▶ **WHAT YOU WILL DO**
Take from the listing each line that has the string "BINANCE".

▶ **DATA FOR PROCESSING**
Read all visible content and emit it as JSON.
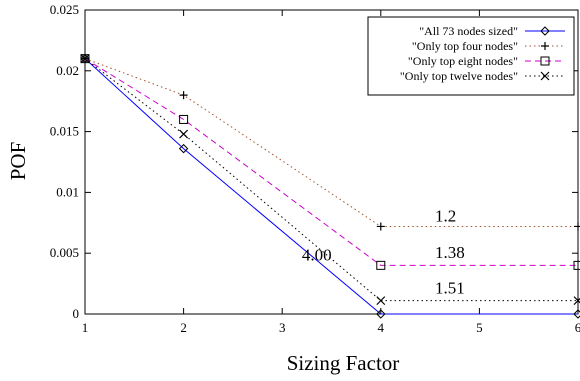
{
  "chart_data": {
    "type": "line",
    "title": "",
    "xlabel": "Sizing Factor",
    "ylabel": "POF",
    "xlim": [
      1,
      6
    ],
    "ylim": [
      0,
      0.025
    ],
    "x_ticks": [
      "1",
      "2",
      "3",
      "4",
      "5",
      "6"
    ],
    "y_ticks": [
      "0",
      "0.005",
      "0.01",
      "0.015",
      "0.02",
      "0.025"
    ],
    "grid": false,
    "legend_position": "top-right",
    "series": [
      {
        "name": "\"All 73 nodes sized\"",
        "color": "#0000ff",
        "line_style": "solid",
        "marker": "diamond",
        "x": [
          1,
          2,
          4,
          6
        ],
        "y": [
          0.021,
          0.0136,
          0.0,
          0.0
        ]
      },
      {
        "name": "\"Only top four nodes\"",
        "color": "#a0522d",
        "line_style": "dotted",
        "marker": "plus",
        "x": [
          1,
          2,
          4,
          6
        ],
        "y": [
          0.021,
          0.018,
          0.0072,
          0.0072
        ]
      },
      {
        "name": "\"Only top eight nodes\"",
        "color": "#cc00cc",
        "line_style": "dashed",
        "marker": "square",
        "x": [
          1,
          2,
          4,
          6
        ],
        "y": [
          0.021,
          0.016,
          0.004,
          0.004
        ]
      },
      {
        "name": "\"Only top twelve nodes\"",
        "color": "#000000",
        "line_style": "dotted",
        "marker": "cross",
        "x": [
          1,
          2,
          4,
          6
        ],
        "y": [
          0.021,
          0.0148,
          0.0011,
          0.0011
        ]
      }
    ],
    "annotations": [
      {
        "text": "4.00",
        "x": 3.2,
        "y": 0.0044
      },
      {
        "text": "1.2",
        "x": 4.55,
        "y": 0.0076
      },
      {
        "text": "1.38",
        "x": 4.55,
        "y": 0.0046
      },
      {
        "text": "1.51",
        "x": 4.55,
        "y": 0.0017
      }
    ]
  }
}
---
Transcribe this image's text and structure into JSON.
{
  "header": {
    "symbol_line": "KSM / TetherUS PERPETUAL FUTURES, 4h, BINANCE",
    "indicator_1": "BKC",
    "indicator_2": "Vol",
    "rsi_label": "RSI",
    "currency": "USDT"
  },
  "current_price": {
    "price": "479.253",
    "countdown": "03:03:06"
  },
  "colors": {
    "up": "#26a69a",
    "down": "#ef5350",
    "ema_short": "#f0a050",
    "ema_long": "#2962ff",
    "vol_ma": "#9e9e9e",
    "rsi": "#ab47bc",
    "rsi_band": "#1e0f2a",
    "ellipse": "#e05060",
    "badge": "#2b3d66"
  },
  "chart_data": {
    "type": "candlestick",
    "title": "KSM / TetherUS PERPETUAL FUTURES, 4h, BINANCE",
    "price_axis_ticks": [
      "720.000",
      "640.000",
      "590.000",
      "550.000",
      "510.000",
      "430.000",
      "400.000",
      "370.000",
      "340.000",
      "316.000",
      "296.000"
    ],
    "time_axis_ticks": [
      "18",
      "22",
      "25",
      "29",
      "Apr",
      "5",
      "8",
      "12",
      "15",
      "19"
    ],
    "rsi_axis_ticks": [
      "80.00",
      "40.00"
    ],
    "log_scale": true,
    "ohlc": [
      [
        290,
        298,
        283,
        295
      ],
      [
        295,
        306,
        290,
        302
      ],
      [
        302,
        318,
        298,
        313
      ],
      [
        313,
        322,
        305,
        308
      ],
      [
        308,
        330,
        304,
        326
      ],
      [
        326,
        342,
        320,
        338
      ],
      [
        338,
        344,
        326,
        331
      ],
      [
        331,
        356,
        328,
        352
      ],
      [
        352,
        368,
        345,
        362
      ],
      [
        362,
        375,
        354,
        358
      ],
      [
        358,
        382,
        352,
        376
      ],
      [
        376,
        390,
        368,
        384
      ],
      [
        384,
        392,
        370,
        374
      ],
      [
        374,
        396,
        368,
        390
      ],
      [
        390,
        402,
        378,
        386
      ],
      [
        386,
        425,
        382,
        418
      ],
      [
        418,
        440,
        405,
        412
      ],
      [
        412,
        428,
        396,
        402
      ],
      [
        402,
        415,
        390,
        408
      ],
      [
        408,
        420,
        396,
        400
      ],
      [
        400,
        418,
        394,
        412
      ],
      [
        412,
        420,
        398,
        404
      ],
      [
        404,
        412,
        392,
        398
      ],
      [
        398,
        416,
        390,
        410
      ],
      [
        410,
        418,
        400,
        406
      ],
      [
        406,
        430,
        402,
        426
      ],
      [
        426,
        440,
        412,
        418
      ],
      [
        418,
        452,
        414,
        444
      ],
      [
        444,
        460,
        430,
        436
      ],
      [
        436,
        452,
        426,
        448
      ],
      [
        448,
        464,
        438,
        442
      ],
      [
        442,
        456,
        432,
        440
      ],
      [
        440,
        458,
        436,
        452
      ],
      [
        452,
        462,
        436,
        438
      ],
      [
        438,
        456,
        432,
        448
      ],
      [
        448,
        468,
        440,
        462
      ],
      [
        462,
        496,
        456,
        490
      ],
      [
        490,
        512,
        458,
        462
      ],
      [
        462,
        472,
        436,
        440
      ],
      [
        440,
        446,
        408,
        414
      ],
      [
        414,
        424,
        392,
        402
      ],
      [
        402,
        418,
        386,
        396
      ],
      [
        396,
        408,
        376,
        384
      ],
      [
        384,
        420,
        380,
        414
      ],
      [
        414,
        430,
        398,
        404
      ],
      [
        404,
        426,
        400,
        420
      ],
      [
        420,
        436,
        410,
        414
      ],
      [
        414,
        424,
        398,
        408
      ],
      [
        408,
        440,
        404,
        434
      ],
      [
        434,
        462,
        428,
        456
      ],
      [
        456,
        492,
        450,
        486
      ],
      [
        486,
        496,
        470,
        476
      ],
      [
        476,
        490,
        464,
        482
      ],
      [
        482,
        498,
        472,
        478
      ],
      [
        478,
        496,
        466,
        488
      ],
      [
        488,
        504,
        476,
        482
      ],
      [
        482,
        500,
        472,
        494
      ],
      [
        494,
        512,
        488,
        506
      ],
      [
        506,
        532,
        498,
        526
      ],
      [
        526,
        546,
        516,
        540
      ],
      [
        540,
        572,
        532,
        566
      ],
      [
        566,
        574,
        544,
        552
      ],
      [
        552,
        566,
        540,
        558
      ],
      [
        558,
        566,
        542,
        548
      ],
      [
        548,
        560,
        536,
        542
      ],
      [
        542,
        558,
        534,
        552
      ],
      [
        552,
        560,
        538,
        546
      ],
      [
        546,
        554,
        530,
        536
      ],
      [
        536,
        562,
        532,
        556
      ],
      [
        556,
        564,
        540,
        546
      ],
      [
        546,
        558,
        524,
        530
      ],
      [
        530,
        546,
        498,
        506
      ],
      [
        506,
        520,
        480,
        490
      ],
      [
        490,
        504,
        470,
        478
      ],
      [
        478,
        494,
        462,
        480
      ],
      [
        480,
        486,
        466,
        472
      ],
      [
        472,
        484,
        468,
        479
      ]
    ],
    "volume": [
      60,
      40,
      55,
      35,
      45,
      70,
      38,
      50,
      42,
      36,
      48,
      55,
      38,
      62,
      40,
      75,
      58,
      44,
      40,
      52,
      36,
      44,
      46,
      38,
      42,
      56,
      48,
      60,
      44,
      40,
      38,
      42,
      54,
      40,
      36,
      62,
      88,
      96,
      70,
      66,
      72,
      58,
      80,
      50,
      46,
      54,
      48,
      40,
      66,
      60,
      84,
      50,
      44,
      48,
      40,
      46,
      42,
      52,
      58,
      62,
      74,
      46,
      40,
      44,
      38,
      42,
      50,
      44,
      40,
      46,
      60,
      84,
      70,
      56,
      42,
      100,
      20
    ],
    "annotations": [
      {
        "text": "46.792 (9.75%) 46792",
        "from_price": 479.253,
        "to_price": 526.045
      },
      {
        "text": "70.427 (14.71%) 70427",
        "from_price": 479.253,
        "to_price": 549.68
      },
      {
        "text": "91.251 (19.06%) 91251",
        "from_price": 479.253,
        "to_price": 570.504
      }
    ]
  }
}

▶ **PROBLEM SOLUTION**
    "symbol_line": "KSM / TetherUS PERPETUAL FUTURES, 4h, BINANCE",
    "title": "KSM / TetherUS PERPETUAL FUTURES, 4h, BINANCE",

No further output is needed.